--- Start of GIVEN INFORMATION ---

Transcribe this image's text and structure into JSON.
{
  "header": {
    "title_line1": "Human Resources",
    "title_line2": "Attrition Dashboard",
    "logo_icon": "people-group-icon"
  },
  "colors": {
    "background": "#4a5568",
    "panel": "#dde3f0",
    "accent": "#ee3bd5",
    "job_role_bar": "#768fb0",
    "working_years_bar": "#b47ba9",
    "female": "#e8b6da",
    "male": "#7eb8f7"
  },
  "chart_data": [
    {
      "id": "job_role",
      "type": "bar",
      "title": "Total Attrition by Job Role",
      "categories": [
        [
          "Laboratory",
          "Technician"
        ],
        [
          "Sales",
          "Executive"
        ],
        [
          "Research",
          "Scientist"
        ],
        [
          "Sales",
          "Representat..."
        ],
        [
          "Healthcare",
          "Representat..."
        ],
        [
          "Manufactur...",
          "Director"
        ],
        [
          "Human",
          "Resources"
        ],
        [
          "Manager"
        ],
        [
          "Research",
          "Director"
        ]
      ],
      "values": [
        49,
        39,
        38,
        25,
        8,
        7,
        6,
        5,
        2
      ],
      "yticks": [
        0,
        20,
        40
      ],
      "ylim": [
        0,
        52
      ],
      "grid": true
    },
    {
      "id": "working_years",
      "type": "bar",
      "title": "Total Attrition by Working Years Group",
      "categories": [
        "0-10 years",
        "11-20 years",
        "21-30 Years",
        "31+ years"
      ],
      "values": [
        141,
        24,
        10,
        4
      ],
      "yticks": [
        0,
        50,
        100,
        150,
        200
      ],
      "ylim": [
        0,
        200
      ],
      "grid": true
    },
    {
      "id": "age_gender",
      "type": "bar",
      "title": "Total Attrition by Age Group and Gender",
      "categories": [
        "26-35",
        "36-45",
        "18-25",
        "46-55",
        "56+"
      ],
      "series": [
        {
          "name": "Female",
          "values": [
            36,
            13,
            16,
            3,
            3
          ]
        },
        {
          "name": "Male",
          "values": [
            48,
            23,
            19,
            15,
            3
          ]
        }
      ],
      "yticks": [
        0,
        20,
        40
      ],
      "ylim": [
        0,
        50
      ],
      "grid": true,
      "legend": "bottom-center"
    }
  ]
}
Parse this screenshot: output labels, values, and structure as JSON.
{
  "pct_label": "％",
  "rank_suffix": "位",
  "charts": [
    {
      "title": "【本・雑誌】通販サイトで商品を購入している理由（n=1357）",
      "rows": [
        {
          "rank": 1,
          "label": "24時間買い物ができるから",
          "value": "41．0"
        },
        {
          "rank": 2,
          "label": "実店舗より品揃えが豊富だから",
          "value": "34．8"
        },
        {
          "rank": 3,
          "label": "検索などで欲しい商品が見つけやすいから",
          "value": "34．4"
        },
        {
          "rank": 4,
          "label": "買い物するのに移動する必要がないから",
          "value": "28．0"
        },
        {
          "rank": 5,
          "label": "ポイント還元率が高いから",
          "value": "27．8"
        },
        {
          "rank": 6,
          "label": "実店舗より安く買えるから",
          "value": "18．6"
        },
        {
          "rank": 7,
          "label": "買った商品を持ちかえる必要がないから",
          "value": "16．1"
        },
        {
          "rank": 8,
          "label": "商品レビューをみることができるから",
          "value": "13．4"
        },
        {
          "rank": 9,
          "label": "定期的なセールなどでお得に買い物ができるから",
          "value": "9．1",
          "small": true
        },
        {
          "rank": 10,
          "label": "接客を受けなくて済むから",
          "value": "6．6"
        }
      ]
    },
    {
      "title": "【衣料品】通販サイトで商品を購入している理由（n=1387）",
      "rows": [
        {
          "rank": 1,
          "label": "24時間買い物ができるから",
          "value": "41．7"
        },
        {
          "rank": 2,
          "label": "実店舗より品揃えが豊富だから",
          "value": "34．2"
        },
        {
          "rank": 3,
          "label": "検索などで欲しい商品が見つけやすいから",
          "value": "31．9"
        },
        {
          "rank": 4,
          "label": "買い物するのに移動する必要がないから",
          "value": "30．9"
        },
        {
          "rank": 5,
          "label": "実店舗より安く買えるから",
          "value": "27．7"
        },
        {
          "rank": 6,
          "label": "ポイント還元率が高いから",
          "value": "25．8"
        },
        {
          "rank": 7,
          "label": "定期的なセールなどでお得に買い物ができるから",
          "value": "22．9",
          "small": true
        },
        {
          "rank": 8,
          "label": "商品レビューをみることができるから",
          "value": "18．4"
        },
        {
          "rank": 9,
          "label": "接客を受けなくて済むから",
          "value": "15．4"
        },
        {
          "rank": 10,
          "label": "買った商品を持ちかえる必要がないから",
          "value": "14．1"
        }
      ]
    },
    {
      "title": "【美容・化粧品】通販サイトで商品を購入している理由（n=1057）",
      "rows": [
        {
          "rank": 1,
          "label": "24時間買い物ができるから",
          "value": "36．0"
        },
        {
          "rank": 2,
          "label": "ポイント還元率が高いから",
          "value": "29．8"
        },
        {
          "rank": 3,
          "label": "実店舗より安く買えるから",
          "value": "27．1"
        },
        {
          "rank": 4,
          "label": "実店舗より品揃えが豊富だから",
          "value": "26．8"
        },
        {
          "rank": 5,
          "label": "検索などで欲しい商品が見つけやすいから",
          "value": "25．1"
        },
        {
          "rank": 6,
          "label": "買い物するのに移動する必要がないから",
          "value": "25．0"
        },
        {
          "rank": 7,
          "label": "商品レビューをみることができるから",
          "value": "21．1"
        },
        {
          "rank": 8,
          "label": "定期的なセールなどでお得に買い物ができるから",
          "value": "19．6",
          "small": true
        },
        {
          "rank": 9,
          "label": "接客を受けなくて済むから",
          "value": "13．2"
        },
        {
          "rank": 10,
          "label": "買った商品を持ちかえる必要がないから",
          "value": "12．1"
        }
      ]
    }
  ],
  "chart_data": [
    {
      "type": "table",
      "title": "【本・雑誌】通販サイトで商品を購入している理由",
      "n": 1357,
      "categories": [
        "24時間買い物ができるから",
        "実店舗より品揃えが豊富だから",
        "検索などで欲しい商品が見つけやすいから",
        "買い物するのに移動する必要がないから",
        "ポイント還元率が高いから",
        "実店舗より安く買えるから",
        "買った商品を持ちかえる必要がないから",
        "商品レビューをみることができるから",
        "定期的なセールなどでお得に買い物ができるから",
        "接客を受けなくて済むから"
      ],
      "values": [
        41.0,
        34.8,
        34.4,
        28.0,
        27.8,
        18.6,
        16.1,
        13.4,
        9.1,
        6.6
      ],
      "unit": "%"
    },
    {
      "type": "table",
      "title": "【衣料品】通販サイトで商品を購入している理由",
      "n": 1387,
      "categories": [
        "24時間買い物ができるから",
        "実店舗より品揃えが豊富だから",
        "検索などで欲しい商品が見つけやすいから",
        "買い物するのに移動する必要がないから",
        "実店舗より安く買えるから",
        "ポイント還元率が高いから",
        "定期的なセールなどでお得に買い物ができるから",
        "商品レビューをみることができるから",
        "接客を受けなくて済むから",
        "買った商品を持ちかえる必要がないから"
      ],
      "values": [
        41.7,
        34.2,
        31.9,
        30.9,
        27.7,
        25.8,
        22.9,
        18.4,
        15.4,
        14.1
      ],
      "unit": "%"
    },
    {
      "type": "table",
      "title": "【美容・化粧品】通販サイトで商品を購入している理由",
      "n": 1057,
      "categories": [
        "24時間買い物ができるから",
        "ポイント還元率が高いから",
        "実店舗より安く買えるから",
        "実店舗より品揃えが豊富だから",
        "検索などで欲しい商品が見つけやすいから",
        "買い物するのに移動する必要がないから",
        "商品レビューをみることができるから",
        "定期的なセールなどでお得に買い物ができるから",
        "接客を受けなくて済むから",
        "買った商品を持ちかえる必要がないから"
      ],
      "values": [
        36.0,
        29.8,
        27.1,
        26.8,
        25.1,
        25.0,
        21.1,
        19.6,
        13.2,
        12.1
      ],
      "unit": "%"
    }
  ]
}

--- End of GIVEN INFORMATION ---

TASK TO COMPLETE: Show every line of the listing in which the string "JSON" can be found.

REPLY:
Transcribe this image's text and structure into JSON.
Parse this screenshot: output labels, values, and structure as JSON.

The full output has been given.